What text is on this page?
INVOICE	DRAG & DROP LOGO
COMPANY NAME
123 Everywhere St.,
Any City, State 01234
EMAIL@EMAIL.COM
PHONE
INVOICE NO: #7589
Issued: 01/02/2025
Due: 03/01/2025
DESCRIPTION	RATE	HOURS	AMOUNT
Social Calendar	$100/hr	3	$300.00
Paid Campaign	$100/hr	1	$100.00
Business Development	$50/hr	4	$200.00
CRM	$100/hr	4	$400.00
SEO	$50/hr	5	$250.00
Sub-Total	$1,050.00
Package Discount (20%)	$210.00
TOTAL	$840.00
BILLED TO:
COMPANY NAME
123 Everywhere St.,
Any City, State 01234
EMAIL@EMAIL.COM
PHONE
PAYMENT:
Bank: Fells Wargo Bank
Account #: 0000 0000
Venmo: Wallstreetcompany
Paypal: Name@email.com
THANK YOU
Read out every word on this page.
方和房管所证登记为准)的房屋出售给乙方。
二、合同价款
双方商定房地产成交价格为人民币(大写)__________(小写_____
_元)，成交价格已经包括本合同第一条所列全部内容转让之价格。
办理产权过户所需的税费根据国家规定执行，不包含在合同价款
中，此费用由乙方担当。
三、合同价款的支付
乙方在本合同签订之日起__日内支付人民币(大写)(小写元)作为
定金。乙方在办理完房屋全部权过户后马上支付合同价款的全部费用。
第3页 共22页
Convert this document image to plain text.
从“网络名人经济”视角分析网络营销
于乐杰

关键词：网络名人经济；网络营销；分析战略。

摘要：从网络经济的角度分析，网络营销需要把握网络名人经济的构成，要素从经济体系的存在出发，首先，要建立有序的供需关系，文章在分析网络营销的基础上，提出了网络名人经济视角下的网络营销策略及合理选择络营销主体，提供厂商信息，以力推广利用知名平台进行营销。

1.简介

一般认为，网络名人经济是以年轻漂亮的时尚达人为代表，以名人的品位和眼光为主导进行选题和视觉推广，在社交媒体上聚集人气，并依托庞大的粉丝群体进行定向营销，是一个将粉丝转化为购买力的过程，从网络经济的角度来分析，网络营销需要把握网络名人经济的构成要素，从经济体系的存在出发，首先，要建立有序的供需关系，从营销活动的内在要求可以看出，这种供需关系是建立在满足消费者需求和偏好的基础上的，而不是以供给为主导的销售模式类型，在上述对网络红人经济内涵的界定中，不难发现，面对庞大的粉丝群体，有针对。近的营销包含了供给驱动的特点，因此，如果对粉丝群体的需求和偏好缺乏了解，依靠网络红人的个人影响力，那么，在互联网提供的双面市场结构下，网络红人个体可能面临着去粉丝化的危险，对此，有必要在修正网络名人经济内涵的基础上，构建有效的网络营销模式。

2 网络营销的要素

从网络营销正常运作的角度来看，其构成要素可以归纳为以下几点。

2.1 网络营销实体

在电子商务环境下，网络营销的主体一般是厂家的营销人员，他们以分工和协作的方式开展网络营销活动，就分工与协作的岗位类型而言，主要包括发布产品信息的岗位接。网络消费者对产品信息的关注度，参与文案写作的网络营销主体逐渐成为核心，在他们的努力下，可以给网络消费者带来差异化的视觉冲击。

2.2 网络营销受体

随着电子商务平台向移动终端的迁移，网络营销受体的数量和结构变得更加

PROBLEM DESCRIPTION – Restate the whole listing exactly.

OUTPUT OF THE EXERCISE –
What text is on this page?
INVOICE	DRAG & DROP LOGO
COMPANY NAME
123 Everywhere St.,
Any City, State 01234
EMAIL@EMAIL.COM
PHONE
INVOICE NO: #7589
Issued: 01/02/2025
Due: 03/01/2025
DESCRIPTION	RATE	HOURS	AMOUNT
Social Calendar	$100/hr	3	$300.00
Paid Campaign	$100/hr	1	$100.00
Business Development	$50/hr	4	$200.00
CRM	$100/hr	4	$400.00
SEO	$50/hr	5	$250.00
Sub-Total	$1,050.00
Package Discount (20%)	$210.00
TOTAL	$840.00
BILLED TO:
COMPANY NAME
123 Everywhere St.,
Any City, State 01234
EMAIL@EMAIL.COM
PHONE
PAYMENT:
Bank: Fells Wargo Bank
Account #: 0000 0000
Venmo: Wallstreetcompany
Paypal: Name@email.com
THANK YOU
Read out every word on this page.
方和房管所证登记为准)的房屋出售给乙方。
二、合同价款
双方商定房地产成交价格为人民币(大写)__________(小写_____
_元)，成交价格已经包括本合同第一条所列全部内容转让之价格。
办理产权过户所需的税费根据国家规定执行，不包含在合同价款
中，此费用由乙方担当。
三、合同价款的支付
乙方在本合同签订之日起__日内支付人民币(大写)(小写元)作为
定金。乙方在办理完房屋全部权过户后马上支付合同价款的全部费用。
第3页 共22页
Convert this document image to plain text.
从“网络名人经济”视角分析网络营销
于乐杰

关键词：网络名人经济；网络营销；分析战略。

摘要：从网络经济的角度分析，网络营销需要把握网络名人经济的构成，要素从经济体系的存在出发，首先，要建立有序的供需关系，文章在分析网络营销的基础上，提出了网络名人经济视角下的网络营销策略及合理选择络营销主体，提供厂商信息，以力推广利用知名平台进行营销。

1.简介

一般认为，网络名人经济是以年轻漂亮的时尚达人为代表，以名人的品位和眼光为主导进行选题和视觉推广，在社交媒体上聚集人气，并依托庞大的粉丝群体进行定向营销，是一个将粉丝转化为购买力的过程，从网络经济的角度来分析，网络营销需要把握网络名人经济的构成要素，从经济体系的存在出发，首先，要建立有序的供需关系，从营销活动的内在要求可以看出，这种供需关系是建立在满足消费者需求和偏好的基础上的，而不是以供给为主导的销售模式类型，在上述对网络红人经济内涵的界定中，不难发现，面对庞大的粉丝群体，有针对。近的营销包含了供给驱动的特点，因此，如果对粉丝群体的需求和偏好缺乏了解，依靠网络红人的个人影响力，那么，在互联网提供的双面市场结构下，网络红人个体可能面临着去粉丝化的危险，对此，有必要在修正网络名人经济内涵的基础上，构建有效的网络营销模式。

2 网络营销的要素

从网络营销正常运作的角度来看，其构成要素可以归纳为以下几点。

2.1 网络营销实体

在电子商务环境下，网络营销的主体一般是厂家的营销人员，他们以分工和协作的方式开展网络营销活动，就分工与协作的岗位类型而言，主要包括发布产品信息的岗位接。网络消费者对产品信息的关注度，参与文案写作的网络营销主体逐渐成为核心，在他们的努力下，可以给网络消费者带来差异化的视觉冲击。

2.2 网络营销受体

随着电子商务平台向移动终端的迁移，网络营销受体的数量和结构变得更加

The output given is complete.